** Goal **
Work out how many lines of the records contain "true". Answer with the number and nothing else.

====== Supplied material

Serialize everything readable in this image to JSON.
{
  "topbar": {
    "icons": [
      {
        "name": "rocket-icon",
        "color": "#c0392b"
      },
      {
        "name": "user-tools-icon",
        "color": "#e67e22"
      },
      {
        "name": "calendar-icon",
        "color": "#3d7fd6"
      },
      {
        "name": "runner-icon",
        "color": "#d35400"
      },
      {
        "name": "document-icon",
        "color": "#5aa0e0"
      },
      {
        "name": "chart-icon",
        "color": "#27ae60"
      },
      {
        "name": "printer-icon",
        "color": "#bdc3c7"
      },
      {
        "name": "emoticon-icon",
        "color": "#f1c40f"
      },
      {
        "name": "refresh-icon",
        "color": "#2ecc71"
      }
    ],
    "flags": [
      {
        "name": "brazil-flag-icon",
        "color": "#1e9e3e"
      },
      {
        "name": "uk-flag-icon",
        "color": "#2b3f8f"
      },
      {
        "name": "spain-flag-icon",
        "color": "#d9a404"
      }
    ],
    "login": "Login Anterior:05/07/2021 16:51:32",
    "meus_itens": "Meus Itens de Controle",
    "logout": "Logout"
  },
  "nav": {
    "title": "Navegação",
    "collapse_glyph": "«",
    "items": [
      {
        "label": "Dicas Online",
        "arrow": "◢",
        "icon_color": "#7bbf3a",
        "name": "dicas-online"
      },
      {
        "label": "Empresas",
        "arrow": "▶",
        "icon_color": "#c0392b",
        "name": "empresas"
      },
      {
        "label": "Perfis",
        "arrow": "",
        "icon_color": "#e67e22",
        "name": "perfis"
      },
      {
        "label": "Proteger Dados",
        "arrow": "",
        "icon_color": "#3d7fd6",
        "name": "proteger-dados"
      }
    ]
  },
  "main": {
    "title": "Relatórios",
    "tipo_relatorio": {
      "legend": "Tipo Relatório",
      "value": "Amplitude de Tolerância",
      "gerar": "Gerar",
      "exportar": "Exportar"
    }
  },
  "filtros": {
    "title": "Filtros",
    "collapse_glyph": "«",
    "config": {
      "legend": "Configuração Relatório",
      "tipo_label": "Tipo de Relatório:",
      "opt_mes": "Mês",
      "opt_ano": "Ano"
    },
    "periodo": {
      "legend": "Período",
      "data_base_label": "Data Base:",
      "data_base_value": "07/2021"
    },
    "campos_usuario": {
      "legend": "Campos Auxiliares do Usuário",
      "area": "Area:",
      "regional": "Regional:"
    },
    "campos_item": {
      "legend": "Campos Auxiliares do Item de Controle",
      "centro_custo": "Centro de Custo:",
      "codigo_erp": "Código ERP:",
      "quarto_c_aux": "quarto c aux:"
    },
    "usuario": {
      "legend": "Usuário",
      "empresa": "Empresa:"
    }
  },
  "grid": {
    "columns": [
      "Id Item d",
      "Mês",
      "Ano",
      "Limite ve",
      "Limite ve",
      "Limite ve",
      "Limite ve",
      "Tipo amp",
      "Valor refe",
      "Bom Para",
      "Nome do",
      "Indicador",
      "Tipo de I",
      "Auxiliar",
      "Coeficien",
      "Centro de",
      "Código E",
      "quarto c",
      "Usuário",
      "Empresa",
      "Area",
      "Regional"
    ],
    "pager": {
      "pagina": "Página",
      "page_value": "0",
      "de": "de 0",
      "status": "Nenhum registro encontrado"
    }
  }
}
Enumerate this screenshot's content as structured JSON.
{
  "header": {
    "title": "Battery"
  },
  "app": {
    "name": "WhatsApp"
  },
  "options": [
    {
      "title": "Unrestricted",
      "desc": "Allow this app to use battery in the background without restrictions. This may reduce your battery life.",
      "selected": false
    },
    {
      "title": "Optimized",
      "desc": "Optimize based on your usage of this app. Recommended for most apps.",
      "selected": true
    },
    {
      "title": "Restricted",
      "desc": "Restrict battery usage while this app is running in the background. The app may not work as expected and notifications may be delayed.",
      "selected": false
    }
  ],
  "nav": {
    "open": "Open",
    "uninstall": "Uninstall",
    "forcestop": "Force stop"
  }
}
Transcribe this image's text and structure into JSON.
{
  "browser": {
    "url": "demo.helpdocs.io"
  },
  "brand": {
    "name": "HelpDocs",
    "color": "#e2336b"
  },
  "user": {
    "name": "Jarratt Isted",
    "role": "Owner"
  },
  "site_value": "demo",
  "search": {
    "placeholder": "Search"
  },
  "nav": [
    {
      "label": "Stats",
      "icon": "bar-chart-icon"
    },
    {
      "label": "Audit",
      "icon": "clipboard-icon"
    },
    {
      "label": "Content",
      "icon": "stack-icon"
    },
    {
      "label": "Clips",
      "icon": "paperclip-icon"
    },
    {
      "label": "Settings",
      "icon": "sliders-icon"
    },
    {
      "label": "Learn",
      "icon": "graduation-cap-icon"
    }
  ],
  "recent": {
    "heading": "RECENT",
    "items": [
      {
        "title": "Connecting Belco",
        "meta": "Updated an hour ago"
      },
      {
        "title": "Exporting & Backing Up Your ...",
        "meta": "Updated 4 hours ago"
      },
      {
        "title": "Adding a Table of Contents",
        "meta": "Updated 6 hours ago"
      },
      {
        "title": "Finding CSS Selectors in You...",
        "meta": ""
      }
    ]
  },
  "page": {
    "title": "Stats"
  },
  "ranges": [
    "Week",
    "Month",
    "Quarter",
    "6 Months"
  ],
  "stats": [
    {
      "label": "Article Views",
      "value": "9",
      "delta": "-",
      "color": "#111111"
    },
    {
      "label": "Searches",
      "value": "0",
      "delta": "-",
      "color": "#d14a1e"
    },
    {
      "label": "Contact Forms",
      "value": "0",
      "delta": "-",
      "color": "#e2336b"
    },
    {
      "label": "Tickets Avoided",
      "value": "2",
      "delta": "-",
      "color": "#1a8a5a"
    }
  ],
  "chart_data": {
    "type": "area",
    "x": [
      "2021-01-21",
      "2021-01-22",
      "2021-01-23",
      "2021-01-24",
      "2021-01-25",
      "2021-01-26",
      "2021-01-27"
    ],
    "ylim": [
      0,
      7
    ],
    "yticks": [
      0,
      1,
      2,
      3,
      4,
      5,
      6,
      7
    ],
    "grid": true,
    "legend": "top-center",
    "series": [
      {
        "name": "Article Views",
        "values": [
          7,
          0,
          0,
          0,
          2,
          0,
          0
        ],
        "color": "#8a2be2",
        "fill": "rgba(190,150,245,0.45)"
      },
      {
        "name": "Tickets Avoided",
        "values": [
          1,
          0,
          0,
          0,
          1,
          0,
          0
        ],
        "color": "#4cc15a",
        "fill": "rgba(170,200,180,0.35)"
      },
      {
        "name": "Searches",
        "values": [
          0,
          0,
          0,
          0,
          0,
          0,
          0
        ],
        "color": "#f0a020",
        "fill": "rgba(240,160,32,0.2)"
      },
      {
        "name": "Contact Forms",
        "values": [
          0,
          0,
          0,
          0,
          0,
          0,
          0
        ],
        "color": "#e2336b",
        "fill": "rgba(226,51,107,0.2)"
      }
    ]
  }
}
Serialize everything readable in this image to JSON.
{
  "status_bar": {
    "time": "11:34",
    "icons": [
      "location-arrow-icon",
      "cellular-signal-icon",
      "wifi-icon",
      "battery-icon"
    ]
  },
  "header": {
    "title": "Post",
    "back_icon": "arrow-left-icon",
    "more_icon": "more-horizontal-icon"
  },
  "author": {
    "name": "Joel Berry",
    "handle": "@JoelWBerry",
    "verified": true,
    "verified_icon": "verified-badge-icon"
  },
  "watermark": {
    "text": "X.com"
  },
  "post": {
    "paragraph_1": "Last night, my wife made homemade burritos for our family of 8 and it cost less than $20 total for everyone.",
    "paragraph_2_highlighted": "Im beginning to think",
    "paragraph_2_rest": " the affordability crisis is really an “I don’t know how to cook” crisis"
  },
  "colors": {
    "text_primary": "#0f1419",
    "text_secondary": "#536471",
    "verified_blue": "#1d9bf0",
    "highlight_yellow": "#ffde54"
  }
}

============

** Exercise output **
3